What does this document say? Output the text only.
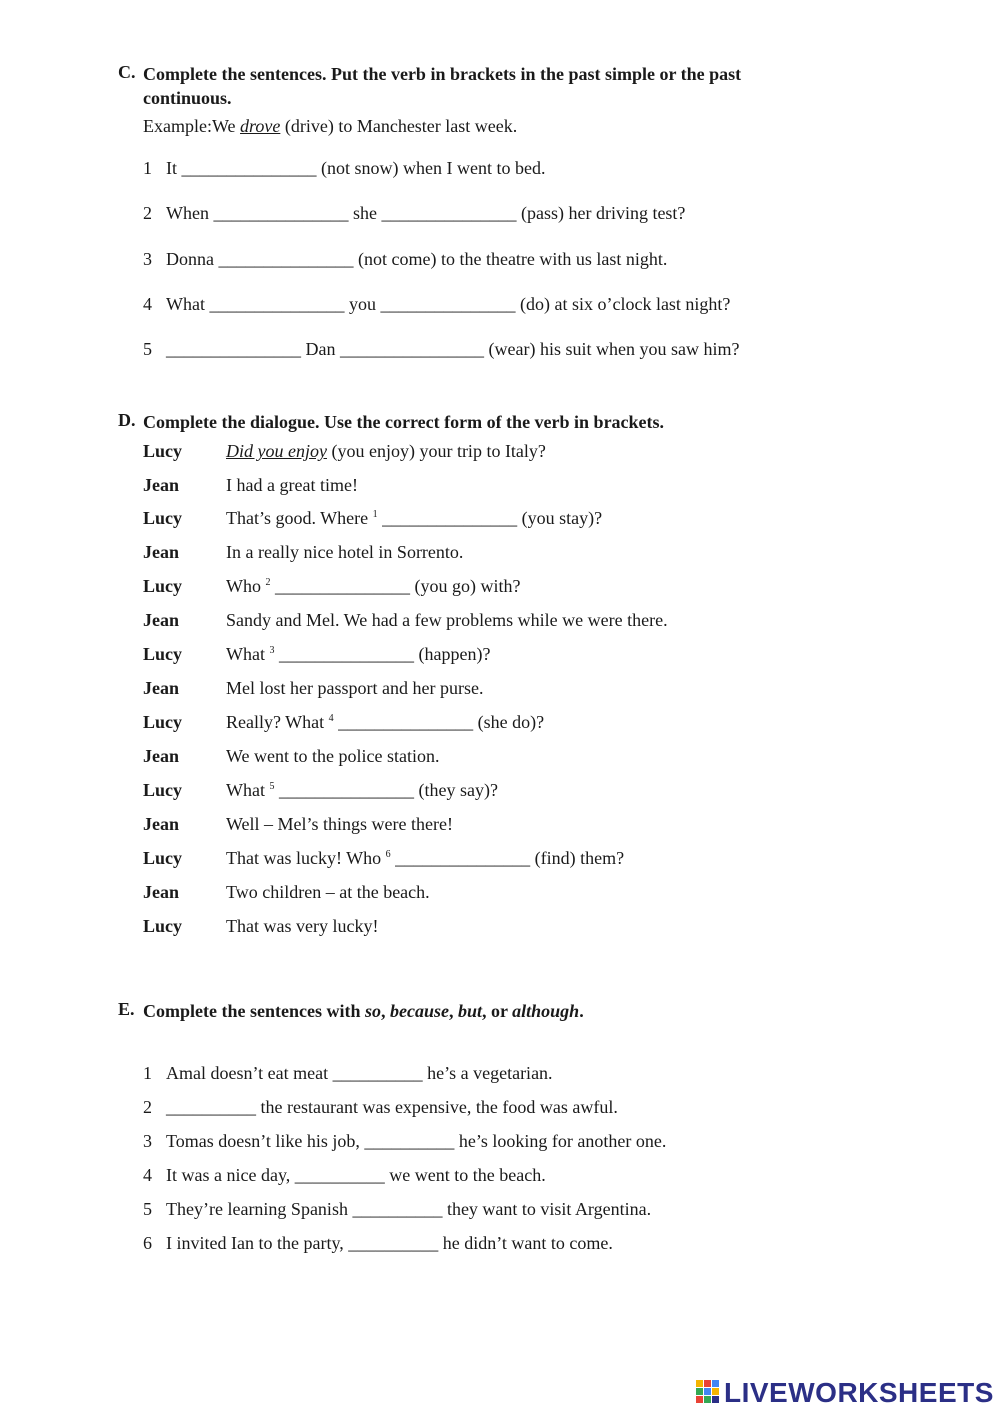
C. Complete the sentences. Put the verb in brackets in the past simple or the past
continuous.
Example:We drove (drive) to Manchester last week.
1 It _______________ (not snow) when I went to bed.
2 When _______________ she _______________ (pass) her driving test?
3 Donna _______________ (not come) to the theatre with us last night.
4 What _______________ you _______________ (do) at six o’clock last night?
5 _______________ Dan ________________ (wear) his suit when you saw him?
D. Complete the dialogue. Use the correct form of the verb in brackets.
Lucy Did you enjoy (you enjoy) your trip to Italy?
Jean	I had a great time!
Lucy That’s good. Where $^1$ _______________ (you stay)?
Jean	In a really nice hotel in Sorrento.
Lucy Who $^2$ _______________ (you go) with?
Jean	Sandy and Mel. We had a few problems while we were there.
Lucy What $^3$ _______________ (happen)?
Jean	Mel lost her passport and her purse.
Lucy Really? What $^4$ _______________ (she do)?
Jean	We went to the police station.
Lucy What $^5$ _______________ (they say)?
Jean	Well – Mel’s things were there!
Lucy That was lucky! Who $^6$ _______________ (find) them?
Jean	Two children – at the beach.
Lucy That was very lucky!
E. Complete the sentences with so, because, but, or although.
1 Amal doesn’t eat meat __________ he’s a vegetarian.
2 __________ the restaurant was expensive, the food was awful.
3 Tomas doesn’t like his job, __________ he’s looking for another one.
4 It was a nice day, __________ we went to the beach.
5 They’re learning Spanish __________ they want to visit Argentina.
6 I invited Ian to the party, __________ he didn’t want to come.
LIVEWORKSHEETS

_ _ _ _

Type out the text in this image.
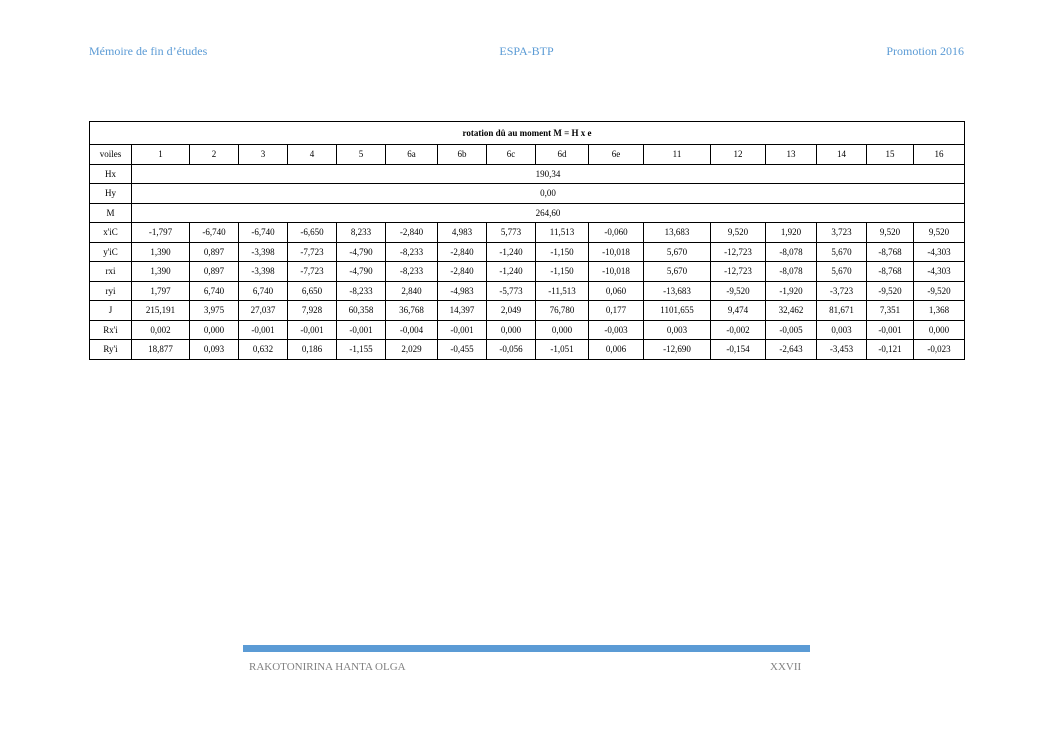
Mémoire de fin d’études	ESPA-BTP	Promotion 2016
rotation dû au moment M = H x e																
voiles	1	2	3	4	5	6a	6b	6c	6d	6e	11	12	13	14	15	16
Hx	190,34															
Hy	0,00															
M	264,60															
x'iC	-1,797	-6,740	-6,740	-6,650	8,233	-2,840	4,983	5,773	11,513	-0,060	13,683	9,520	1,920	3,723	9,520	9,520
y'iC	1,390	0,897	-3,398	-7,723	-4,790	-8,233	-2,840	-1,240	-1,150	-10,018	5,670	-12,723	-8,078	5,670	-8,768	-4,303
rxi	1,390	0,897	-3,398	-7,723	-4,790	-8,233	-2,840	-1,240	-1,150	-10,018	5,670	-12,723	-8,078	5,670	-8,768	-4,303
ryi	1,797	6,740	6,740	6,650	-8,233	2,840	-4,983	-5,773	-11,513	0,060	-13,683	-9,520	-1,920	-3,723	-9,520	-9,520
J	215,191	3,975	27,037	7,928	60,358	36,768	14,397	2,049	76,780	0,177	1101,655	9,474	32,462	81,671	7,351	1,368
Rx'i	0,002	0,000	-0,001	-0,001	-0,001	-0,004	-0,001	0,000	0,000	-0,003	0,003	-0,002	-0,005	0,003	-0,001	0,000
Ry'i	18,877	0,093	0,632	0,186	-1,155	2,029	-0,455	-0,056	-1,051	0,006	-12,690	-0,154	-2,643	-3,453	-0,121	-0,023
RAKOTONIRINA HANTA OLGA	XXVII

_ _ _ _

§ REQUIREMENTS: Gather each line from the entries above that includes the word "Lucy".

§ OUTPUT FOR THIS EXERCISE:
Lucy Did you enjoy (you enjoy) your trip to Italy?
Lucy That’s good. Where $^1$ _______________ (you stay)?
Lucy Who $^2$ _______________ (you go) with?
Lucy What $^3$ _______________ (happen)?
Lucy Really? What $^4$ _______________ (she do)?
Lucy What $^5$ _______________ (they say)?
Lucy That was lucky! Who $^6$ _______________ (find) them?
Lucy That was very lucky!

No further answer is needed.